▶ [GIVEN EXERCISE] Where the word "условия" occurs in a line, return that line.

Stored records:

========================

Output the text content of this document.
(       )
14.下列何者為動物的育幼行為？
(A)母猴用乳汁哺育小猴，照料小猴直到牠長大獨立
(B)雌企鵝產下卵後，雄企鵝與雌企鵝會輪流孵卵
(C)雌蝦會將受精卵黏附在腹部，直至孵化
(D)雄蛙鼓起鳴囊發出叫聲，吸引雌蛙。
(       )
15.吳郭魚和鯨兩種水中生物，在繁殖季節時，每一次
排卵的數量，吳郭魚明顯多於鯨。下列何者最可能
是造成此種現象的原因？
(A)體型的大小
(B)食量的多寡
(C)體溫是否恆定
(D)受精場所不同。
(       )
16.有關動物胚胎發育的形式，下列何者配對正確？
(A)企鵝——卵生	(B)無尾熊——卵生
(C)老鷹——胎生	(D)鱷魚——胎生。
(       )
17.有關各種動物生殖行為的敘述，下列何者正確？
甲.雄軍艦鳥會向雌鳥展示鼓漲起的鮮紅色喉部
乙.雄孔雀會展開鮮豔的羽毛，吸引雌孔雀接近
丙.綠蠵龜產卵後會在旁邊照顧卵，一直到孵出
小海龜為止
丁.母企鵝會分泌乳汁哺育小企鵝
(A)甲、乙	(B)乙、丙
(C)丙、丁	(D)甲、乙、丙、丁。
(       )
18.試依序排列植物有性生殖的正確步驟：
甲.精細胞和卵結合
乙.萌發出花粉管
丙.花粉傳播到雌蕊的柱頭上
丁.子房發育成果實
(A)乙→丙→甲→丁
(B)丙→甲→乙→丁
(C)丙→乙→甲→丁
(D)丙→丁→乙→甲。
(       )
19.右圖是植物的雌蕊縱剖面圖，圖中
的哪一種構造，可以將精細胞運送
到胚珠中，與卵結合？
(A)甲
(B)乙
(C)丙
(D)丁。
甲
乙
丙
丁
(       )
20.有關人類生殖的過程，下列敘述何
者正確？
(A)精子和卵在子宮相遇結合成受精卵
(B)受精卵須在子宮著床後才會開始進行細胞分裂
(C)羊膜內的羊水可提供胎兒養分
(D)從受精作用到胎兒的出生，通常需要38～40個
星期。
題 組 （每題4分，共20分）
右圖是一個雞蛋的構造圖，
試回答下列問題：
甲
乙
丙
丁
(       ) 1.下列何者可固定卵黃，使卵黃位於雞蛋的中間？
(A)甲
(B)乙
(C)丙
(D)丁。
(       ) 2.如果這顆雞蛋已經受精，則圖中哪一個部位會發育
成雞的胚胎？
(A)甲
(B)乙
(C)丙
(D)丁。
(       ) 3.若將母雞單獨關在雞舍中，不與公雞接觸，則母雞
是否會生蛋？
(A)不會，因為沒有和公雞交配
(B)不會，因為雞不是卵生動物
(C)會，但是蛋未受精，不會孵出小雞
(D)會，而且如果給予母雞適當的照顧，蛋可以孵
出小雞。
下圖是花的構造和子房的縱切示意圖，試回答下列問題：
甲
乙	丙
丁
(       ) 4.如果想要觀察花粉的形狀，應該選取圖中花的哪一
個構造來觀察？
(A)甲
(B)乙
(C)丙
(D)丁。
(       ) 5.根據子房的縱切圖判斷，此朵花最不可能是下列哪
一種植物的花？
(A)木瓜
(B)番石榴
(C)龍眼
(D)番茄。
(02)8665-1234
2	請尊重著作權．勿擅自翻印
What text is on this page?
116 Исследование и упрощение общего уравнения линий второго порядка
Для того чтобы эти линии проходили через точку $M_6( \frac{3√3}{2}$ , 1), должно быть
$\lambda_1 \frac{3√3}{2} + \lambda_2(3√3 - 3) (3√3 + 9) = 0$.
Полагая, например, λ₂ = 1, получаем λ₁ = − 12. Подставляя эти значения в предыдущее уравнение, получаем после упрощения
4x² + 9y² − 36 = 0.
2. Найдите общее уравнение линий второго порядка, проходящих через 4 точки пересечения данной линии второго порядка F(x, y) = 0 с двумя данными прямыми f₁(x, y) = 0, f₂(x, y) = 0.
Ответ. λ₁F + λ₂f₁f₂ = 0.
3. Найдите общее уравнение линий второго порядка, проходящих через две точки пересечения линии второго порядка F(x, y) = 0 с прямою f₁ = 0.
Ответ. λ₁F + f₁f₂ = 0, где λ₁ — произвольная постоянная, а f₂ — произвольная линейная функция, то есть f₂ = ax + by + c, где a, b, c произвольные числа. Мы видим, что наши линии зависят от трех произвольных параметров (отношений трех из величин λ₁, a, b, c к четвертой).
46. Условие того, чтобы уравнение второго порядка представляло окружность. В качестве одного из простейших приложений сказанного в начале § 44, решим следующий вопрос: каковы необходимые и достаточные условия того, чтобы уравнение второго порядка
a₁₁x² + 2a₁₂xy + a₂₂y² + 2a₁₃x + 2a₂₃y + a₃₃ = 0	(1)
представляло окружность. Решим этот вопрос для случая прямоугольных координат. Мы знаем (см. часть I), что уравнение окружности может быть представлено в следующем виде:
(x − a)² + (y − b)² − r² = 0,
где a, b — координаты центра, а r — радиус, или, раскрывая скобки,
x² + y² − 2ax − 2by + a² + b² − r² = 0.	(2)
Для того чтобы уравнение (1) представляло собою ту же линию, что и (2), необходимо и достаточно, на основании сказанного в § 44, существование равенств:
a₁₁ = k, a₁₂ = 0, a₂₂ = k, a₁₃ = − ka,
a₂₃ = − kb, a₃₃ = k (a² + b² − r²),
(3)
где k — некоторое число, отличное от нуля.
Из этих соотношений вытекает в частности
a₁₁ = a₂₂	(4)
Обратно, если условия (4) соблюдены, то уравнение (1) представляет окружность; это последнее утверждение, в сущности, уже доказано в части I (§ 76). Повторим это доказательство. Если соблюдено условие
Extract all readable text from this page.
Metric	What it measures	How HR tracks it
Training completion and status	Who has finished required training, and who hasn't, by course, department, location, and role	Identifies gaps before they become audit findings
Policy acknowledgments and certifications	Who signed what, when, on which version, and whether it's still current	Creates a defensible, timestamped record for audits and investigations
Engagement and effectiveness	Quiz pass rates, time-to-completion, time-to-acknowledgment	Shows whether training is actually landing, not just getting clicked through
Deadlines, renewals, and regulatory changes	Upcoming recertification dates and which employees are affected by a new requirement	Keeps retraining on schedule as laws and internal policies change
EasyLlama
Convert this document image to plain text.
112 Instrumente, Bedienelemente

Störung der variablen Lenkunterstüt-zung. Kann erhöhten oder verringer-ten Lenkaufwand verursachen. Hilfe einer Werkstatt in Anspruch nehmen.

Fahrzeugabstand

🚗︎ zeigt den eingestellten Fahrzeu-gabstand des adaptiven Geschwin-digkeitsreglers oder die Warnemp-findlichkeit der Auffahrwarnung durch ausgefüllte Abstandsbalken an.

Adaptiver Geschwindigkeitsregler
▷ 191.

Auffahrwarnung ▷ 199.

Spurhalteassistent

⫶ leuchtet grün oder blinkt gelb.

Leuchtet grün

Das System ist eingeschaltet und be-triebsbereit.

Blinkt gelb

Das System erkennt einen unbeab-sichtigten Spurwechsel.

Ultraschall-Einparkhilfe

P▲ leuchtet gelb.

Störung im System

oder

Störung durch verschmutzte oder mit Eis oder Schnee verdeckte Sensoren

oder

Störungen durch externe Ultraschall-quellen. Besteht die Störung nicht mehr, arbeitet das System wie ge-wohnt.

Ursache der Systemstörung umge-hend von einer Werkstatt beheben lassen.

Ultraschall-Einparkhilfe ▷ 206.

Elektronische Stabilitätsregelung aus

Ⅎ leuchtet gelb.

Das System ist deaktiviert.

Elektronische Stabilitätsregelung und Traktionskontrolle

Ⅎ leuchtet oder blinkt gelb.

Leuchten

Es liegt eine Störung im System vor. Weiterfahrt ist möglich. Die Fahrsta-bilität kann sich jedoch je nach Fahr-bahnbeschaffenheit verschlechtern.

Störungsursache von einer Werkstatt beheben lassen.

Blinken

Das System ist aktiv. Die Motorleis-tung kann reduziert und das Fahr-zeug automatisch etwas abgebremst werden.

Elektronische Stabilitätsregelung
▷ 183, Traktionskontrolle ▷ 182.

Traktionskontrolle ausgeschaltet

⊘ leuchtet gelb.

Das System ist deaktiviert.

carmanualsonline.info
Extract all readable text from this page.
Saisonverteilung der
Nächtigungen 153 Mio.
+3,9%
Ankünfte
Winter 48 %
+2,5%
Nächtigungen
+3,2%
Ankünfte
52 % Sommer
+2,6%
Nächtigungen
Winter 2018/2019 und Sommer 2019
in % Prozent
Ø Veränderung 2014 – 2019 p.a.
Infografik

========================

▶ [OUTPUT OF THE TASK]
46. Условие того, чтобы уравнение второго порядка представляло окружность. В качестве одного из простейших приложений сказанного в начале § 44, решим следующий вопрос: каковы необходимые и достаточные условия того, чтобы уравнение второго порядка
Обратно, если условия (4) соблюдены, то уравнение (1) представляет окружность; это последнее утверждение, в сущности, уже доказано в части I (§ 76). Повторим это доказательство. Если соблюдено условие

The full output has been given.